>> begin Material for this task

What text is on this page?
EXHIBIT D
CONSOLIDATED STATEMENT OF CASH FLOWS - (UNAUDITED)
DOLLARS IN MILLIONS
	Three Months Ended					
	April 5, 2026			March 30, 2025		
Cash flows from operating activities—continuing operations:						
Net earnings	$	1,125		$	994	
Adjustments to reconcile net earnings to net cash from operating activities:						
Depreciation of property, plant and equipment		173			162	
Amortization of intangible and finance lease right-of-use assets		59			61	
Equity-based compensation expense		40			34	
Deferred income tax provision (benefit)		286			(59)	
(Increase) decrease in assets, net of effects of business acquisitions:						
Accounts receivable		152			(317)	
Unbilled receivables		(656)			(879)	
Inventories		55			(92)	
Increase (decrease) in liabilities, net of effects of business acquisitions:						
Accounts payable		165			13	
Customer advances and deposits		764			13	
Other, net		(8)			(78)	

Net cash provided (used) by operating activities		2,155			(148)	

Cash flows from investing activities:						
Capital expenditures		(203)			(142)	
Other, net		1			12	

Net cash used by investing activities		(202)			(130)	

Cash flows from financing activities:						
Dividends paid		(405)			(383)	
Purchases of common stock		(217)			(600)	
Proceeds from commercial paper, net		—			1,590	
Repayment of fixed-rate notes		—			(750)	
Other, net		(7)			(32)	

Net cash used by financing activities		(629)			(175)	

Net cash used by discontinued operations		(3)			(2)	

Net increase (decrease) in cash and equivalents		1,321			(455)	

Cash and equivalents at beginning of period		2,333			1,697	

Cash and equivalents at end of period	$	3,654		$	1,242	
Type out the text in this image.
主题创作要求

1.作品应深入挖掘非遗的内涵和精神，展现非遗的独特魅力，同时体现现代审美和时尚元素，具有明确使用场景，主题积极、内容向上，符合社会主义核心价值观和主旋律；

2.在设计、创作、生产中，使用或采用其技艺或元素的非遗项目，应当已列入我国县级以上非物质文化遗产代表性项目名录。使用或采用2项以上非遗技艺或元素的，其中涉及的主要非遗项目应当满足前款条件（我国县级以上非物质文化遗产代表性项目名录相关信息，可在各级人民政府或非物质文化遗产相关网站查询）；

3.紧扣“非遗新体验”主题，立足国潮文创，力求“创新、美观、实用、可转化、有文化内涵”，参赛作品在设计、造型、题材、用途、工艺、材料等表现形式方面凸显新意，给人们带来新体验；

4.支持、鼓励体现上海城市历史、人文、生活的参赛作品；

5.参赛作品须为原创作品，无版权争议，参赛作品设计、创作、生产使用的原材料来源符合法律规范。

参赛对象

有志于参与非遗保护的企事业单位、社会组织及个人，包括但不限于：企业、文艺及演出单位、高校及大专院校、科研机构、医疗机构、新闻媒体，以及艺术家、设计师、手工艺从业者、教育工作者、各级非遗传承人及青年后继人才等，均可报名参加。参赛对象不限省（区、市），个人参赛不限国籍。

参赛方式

>> end Material for this task

* Short exercise *
In the listing above, find the lines holding the word "equivalents" and copy them.

* Result of this exercise *
Net increase (decrease) in cash and equivalents		1,321			(455)	
Cash and equivalents at beginning of period		2,333			1,697	
Cash and equivalents at end of period	$	3,654		$	1,242	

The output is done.